-- begin --

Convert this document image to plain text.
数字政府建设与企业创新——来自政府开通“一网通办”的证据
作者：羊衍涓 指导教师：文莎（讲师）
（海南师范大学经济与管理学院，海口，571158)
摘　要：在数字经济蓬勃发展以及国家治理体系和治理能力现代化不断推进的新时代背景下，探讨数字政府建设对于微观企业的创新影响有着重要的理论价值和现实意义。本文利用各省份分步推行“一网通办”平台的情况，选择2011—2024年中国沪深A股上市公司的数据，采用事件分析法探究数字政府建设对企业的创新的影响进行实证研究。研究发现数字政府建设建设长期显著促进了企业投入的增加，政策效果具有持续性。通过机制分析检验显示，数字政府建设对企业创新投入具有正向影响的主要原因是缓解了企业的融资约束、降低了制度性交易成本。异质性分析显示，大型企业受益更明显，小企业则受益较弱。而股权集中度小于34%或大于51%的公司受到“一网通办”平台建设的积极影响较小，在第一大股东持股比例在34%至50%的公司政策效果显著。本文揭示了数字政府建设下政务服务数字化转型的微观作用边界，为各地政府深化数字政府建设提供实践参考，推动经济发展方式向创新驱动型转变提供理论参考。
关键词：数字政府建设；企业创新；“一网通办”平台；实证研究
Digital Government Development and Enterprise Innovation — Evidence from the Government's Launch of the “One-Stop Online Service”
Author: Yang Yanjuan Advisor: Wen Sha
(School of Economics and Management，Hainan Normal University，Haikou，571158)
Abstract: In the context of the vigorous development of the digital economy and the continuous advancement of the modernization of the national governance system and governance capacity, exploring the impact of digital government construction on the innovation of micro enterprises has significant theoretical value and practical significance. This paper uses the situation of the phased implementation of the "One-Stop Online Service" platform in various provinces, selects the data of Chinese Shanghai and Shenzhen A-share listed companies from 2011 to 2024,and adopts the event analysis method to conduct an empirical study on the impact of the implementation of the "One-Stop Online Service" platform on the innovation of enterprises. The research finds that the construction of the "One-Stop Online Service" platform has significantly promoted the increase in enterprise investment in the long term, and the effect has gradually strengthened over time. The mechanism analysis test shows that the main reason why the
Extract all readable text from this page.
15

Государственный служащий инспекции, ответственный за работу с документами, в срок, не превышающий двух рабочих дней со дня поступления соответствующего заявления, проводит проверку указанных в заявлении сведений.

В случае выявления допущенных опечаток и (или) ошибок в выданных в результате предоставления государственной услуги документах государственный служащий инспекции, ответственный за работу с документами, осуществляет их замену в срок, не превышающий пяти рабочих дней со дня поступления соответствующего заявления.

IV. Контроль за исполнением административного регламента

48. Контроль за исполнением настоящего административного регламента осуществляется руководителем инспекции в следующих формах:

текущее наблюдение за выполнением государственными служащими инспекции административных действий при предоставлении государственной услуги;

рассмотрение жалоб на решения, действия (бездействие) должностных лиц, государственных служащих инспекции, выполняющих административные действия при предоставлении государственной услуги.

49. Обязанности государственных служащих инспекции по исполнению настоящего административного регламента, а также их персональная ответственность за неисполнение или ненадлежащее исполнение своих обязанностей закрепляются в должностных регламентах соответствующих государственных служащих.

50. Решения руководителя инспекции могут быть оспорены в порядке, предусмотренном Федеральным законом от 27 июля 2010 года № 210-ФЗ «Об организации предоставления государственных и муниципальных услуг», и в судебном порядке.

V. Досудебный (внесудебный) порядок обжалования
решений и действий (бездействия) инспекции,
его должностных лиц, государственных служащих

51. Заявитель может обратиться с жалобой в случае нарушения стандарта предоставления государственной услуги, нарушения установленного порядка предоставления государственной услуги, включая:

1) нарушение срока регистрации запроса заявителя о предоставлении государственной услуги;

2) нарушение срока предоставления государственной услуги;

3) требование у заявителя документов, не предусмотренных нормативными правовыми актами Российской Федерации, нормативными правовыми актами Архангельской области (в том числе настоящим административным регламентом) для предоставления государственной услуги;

-- end --

Task to complete: Search the data above for the string "заявителя" and return every line that has it.

Response for this exercise:
1) нарушение срока регистрации запроса заявителя о предоставлении государственной услуги;
3) требование у заявителя документов, не предусмотренных нормативными правовыми актами Российской Федерации, нормативными правовыми актами Архангельской области (в том числе настоящим административным регламентом) для предоставления государственной услуги;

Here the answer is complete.